# Directions for this task:
Your answer is a single number: the count of lines that contain the string "growth".

— start of Records supplied —

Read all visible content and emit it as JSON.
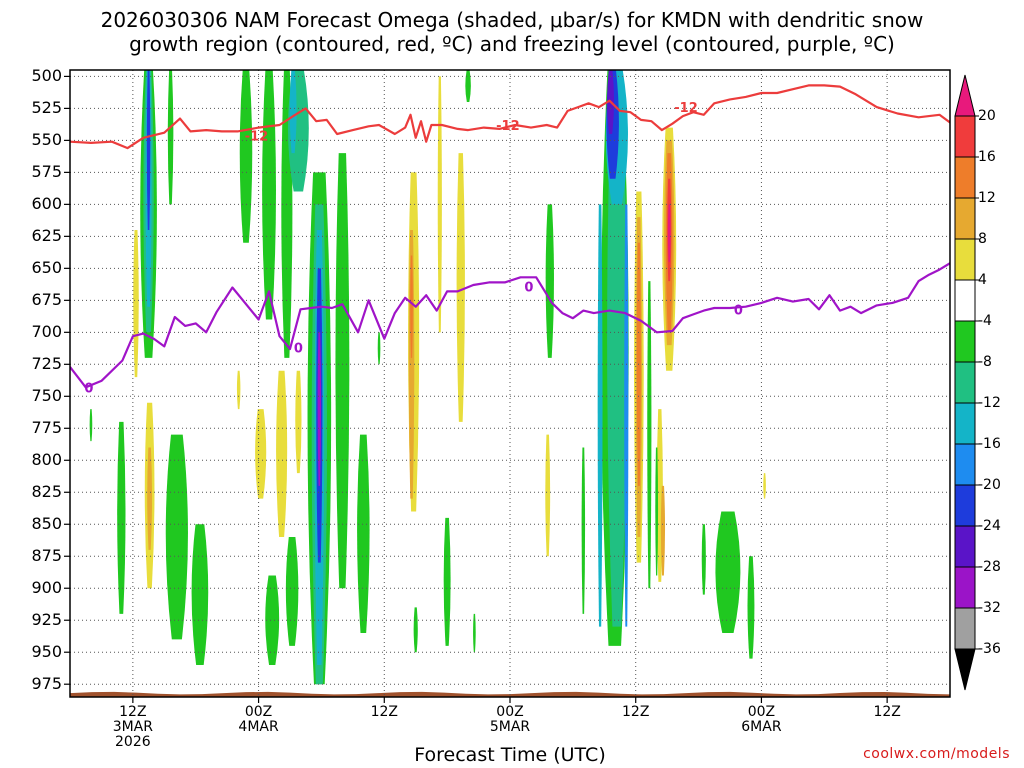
{
  "title_line1": "2026030306 NAM Forecast Omega (shaded, μbar/s) for KMDN with dendritic snow",
  "title_line2": "growth region (contoured, red, ºC) and freezing level (contoured, purple, ºC)",
  "xlabel": "Forecast Time (UTC)",
  "credit": "coolwx.com/models",
  "chart_data": {
    "type": "heatmap",
    "title": "2026030306 NAM Forecast Omega (shaded, μbar/s) for KMDN with dendritic snow growth region (contoured, red, ºC) and freezing level (contoured, purple, ºC)",
    "xlabel": "Forecast Time (UTC)",
    "ylabel": "",
    "x_range_hours_from_init": [
      0,
      84
    ],
    "y_axis": "pressure (hPa), inverted",
    "ylim": [
      985,
      495
    ],
    "y_ticks": [
      500,
      525,
      550,
      575,
      600,
      625,
      650,
      675,
      700,
      725,
      750,
      775,
      800,
      825,
      850,
      875,
      900,
      925,
      950,
      975
    ],
    "x_ticks": [
      {
        "hour": 6,
        "label": "12Z\n3MAR\n2026"
      },
      {
        "hour": 18,
        "label": "00Z\n4MAR"
      },
      {
        "hour": 30,
        "label": "12Z"
      },
      {
        "hour": 42,
        "label": "00Z\n5MAR"
      },
      {
        "hour": 54,
        "label": "12Z"
      },
      {
        "hour": 66,
        "label": "00Z\n6MAR"
      },
      {
        "hour": 78,
        "label": "12Z"
      }
    ],
    "grid": true,
    "colorbar": {
      "ticks": [
        "20",
        "16",
        "12",
        "8",
        "4",
        "-4",
        "-8",
        "-12",
        "-16",
        "-20",
        "-24",
        "-28",
        "-32",
        "-36"
      ],
      "bins": [
        {
          "range": [
            20,
            99
          ],
          "color": "#e8197c"
        },
        {
          "range": [
            16,
            20
          ],
          "color": "#f03c3c"
        },
        {
          "range": [
            12,
            16
          ],
          "color": "#ee7d2a"
        },
        {
          "range": [
            8,
            12
          ],
          "color": "#e6a930"
        },
        {
          "range": [
            4,
            8
          ],
          "color": "#e8dd3c"
        },
        {
          "range": [
            -4,
            4
          ],
          "color": "#ffffff"
        },
        {
          "range": [
            -8,
            -4
          ],
          "color": "#20c820"
        },
        {
          "range": [
            -12,
            -8
          ],
          "color": "#20c082"
        },
        {
          "range": [
            -16,
            -12
          ],
          "color": "#14b4c8"
        },
        {
          "range": [
            -20,
            -16
          ],
          "color": "#1e8cf0"
        },
        {
          "range": [
            -24,
            -20
          ],
          "color": "#1e3cdc"
        },
        {
          "range": [
            -28,
            -24
          ],
          "color": "#5a14c8"
        },
        {
          "range": [
            -32,
            -28
          ],
          "color": "#9b14c8"
        },
        {
          "range": [
            -36,
            -32
          ],
          "color": "#a0a0a0"
        },
        {
          "range": [
            -99,
            -36
          ],
          "color": "#000000"
        }
      ]
    },
    "contours": [
      {
        "level": -12,
        "color": "#ec3c3c",
        "labels": [
          {
            "x": 17.8,
            "y": 546,
            "text": "-12"
          },
          {
            "x": 41.8,
            "y": 538,
            "text": "-12"
          },
          {
            "x": 58.8,
            "y": 524,
            "text": "-12"
          }
        ],
        "x": [
          0,
          2,
          4,
          5.5,
          7,
          9,
          10.5,
          11.5,
          13,
          14.5,
          16,
          18,
          20,
          21.5,
          22.5,
          23.5,
          24.5,
          25.5,
          27,
          28.5,
          29.5,
          31,
          32,
          32.5,
          33,
          33.5,
          34,
          34.5,
          35.5,
          37,
          38,
          39.5,
          41,
          42.5,
          44,
          45.5,
          46.5,
          47.5,
          48.5,
          49.5,
          50.5,
          51.5,
          52.5,
          53.5,
          54.5,
          55.5,
          56.5,
          57.5,
          58.5,
          59.5,
          60.5,
          61.5,
          63,
          64.5,
          66,
          67.5,
          69,
          70.5,
          72,
          73.5,
          75,
          77,
          79,
          81,
          83,
          84
        ],
        "y": [
          551,
          552,
          551,
          556,
          548,
          544,
          533,
          543,
          542,
          543,
          543,
          540,
          538,
          530,
          525,
          535,
          534,
          545,
          542,
          539,
          538,
          545,
          540,
          530,
          548,
          535,
          551,
          538,
          538,
          541,
          542,
          540,
          541,
          538,
          540,
          538,
          540,
          527,
          524,
          521,
          524,
          519,
          527,
          528,
          534,
          535,
          542,
          537,
          531,
          528,
          530,
          521,
          518,
          516,
          513,
          513,
          510,
          507,
          507,
          508,
          514,
          524,
          529,
          532,
          530,
          536
        ]
      },
      {
        "level": 0,
        "color": "#a014c8",
        "labels": [
          {
            "x": 1.8,
            "y": 743,
            "text": "0"
          },
          {
            "x": 21.8,
            "y": 712,
            "text": "0"
          },
          {
            "x": 43.8,
            "y": 664,
            "text": "0"
          },
          {
            "x": 63.8,
            "y": 682,
            "text": "0"
          }
        ],
        "x": [
          0,
          1.5,
          3,
          5,
          6,
          7,
          8,
          9,
          10,
          11,
          12,
          13,
          14,
          15.5,
          16.5,
          18,
          19,
          20,
          21,
          22,
          23,
          24,
          25,
          26,
          27.5,
          28.5,
          30,
          31,
          32,
          33,
          34,
          35,
          36,
          37,
          38.5,
          40,
          41.5,
          43,
          44.5,
          46,
          47,
          48,
          49,
          50,
          51.5,
          53,
          54.5,
          56,
          57.5,
          58.5,
          59.5,
          60.5,
          61.5,
          63,
          64.5,
          66,
          67.5,
          69,
          70.5,
          71.5,
          72.5,
          73.5,
          74.5,
          75.5,
          77,
          78.5,
          80,
          81,
          82,
          83,
          84
        ],
        "y": [
          727,
          743,
          738,
          722,
          703,
          701,
          705,
          711,
          688,
          695,
          693,
          700,
          684,
          665,
          675,
          690,
          668,
          703,
          713,
          682,
          681,
          680,
          681,
          678,
          700,
          675,
          705,
          685,
          673,
          680,
          671,
          683,
          668,
          668,
          663,
          661,
          661,
          657,
          657,
          677,
          685,
          689,
          683,
          685,
          683,
          685,
          691,
          700,
          699,
          689,
          686,
          683,
          681,
          681,
          680,
          677,
          673,
          676,
          674,
          682,
          671,
          683,
          680,
          685,
          679,
          677,
          673,
          660,
          655,
          651,
          646
        ]
      }
    ],
    "omega_regions": [
      {
        "x": 7.5,
        "p_top": 495,
        "p_bottom": 720,
        "hw": 1.2,
        "value": -8
      },
      {
        "x": 7.5,
        "p_top": 495,
        "p_bottom": 700,
        "hw": 0.75,
        "value": -12
      },
      {
        "x": 7.5,
        "p_top": 495,
        "p_bottom": 680,
        "hw": 0.45,
        "value": -16
      },
      {
        "x": 7.5,
        "p_top": 495,
        "p_bottom": 620,
        "hw": 0.25,
        "value": -24
      },
      {
        "x": 6.3,
        "p_top": 620,
        "p_bottom": 735,
        "hw": 0.4,
        "value": 4
      },
      {
        "x": 9.6,
        "p_top": 495,
        "p_bottom": 600,
        "hw": 0.4,
        "value": -8
      },
      {
        "x": 4.9,
        "p_top": 770,
        "p_bottom": 920,
        "hw": 0.6,
        "value": -8
      },
      {
        "x": 7.6,
        "p_top": 755,
        "p_bottom": 900,
        "hw": 0.7,
        "value": 4
      },
      {
        "x": 7.6,
        "p_top": 790,
        "p_bottom": 870,
        "hw": 0.35,
        "value": 8
      },
      {
        "x": 10.2,
        "p_top": 780,
        "p_bottom": 940,
        "hw": 1.6,
        "value": -8
      },
      {
        "x": 12.4,
        "p_top": 850,
        "p_bottom": 960,
        "hw": 1.2,
        "value": -8
      },
      {
        "x": 16.8,
        "p_top": 495,
        "p_bottom": 630,
        "hw": 0.9,
        "value": -8
      },
      {
        "x": 19.0,
        "p_top": 495,
        "p_bottom": 690,
        "hw": 1.0,
        "value": -8
      },
      {
        "x": 20.7,
        "p_top": 495,
        "p_bottom": 720,
        "hw": 0.8,
        "value": -8
      },
      {
        "x": 21.8,
        "p_top": 495,
        "p_bottom": 590,
        "hw": 1.5,
        "value": -12
      },
      {
        "x": 21.3,
        "p_top": 495,
        "p_bottom": 560,
        "hw": 0.5,
        "value": -16
      },
      {
        "x": 16.1,
        "p_top": 730,
        "p_bottom": 760,
        "hw": 0.25,
        "value": 4
      },
      {
        "x": 18.2,
        "p_top": 760,
        "p_bottom": 830,
        "hw": 0.8,
        "value": 4
      },
      {
        "x": 20.2,
        "p_top": 730,
        "p_bottom": 860,
        "hw": 0.8,
        "value": 4
      },
      {
        "x": 21.8,
        "p_top": 730,
        "p_bottom": 810,
        "hw": 0.45,
        "value": 4
      },
      {
        "x": 19.3,
        "p_top": 890,
        "p_bottom": 960,
        "hw": 1.0,
        "value": -8
      },
      {
        "x": 21.2,
        "p_top": 860,
        "p_bottom": 945,
        "hw": 0.9,
        "value": -8
      },
      {
        "x": 23.8,
        "p_top": 575,
        "p_bottom": 975,
        "hw": 1.7,
        "value": -8
      },
      {
        "x": 23.8,
        "p_top": 600,
        "p_bottom": 975,
        "hw": 1.1,
        "value": -12
      },
      {
        "x": 23.8,
        "p_top": 620,
        "p_bottom": 960,
        "hw": 0.7,
        "value": -16
      },
      {
        "x": 23.8,
        "p_top": 650,
        "p_bottom": 880,
        "hw": 0.45,
        "value": -24
      },
      {
        "x": 23.8,
        "p_top": 700,
        "p_bottom": 820,
        "hw": 0.25,
        "value": -32
      },
      {
        "x": 26.0,
        "p_top": 560,
        "p_bottom": 900,
        "hw": 1.0,
        "value": -8
      },
      {
        "x": 28.0,
        "p_top": 780,
        "p_bottom": 935,
        "hw": 0.9,
        "value": -8
      },
      {
        "x": 32.8,
        "p_top": 575,
        "p_bottom": 840,
        "hw": 0.8,
        "value": 4
      },
      {
        "x": 32.6,
        "p_top": 620,
        "p_bottom": 830,
        "hw": 0.4,
        "value": 8
      },
      {
        "x": 32.6,
        "p_top": 640,
        "p_bottom": 720,
        "hw": 0.2,
        "value": 12
      },
      {
        "x": 35.3,
        "p_top": 500,
        "p_bottom": 700,
        "hw": 0.3,
        "value": 4
      },
      {
        "x": 37.3,
        "p_top": 560,
        "p_bottom": 770,
        "hw": 0.6,
        "value": 4
      },
      {
        "x": 38.0,
        "p_top": 495,
        "p_bottom": 520,
        "hw": 0.4,
        "value": -8
      },
      {
        "x": 33.0,
        "p_top": 915,
        "p_bottom": 950,
        "hw": 0.3,
        "value": -8
      },
      {
        "x": 36.0,
        "p_top": 845,
        "p_bottom": 945,
        "hw": 0.5,
        "value": -8
      },
      {
        "x": 45.8,
        "p_top": 600,
        "p_bottom": 720,
        "hw": 0.6,
        "value": -8
      },
      {
        "x": 45.6,
        "p_top": 780,
        "p_bottom": 875,
        "hw": 0.35,
        "value": 4
      },
      {
        "x": 52.0,
        "p_top": 495,
        "p_bottom": 945,
        "hw": 2.0,
        "value": -8
      },
      {
        "x": 52.2,
        "p_top": 495,
        "p_bottom": 930,
        "hw": 1.4,
        "value": -12
      },
      {
        "x": 52.2,
        "p_top": 495,
        "p_bottom": 600,
        "hw": 1.6,
        "value": -16
      },
      {
        "x": 51.8,
        "p_top": 495,
        "p_bottom": 580,
        "hw": 0.9,
        "value": -24
      },
      {
        "x": 51.6,
        "p_top": 495,
        "p_bottom": 545,
        "hw": 0.5,
        "value": -28
      },
      {
        "x": 50.6,
        "p_top": 600,
        "p_bottom": 930,
        "hw": 0.35,
        "value": -16
      },
      {
        "x": 53.1,
        "p_top": 600,
        "p_bottom": 930,
        "hw": 0.3,
        "value": -20
      },
      {
        "x": 49.0,
        "p_top": 790,
        "p_bottom": 920,
        "hw": 0.25,
        "value": -8
      },
      {
        "x": 54.3,
        "p_top": 590,
        "p_bottom": 880,
        "hw": 0.7,
        "value": 4
      },
      {
        "x": 54.3,
        "p_top": 610,
        "p_bottom": 860,
        "hw": 0.45,
        "value": 8
      },
      {
        "x": 54.3,
        "p_top": 630,
        "p_bottom": 820,
        "hw": 0.3,
        "value": 12
      },
      {
        "x": 55.3,
        "p_top": 660,
        "p_bottom": 900,
        "hw": 0.3,
        "value": -8
      },
      {
        "x": 57.2,
        "p_top": 540,
        "p_bottom": 730,
        "hw": 1.0,
        "value": 4
      },
      {
        "x": 57.2,
        "p_top": 550,
        "p_bottom": 710,
        "hw": 0.75,
        "value": 8
      },
      {
        "x": 57.2,
        "p_top": 560,
        "p_bottom": 700,
        "hw": 0.5,
        "value": 12
      },
      {
        "x": 57.2,
        "p_top": 580,
        "p_bottom": 660,
        "hw": 0.3,
        "value": 16
      },
      {
        "x": 57.2,
        "p_top": 600,
        "p_bottom": 645,
        "hw": 0.15,
        "value": 20
      },
      {
        "x": 56.3,
        "p_top": 760,
        "p_bottom": 895,
        "hw": 0.45,
        "value": 4
      },
      {
        "x": 56.6,
        "p_top": 820,
        "p_bottom": 890,
        "hw": 0.3,
        "value": 8
      },
      {
        "x": 56.0,
        "p_top": 790,
        "p_bottom": 890,
        "hw": 0.2,
        "value": -8
      },
      {
        "x": 62.8,
        "p_top": 840,
        "p_bottom": 935,
        "hw": 1.8,
        "value": -8
      },
      {
        "x": 65.0,
        "p_top": 875,
        "p_bottom": 955,
        "hw": 0.5,
        "value": -8
      },
      {
        "x": 60.5,
        "p_top": 850,
        "p_bottom": 905,
        "hw": 0.3,
        "value": -8
      },
      {
        "x": 66.3,
        "p_top": 810,
        "p_bottom": 830,
        "hw": 0.1,
        "value": 4
      },
      {
        "x": 2.0,
        "p_top": 760,
        "p_bottom": 785,
        "hw": 0.1,
        "value": -8
      },
      {
        "x": 29.5,
        "p_top": 700,
        "p_bottom": 725,
        "hw": 0.1,
        "value": -8
      },
      {
        "x": 38.6,
        "p_top": 920,
        "p_bottom": 950,
        "hw": 0.15,
        "value": -8
      }
    ],
    "terrain": {
      "color": "#a0522d",
      "p_top_range": [
        981,
        983
      ],
      "y_bottom": 985
    }
  }
}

— end of Records supplied —

# Result of the exercise:
2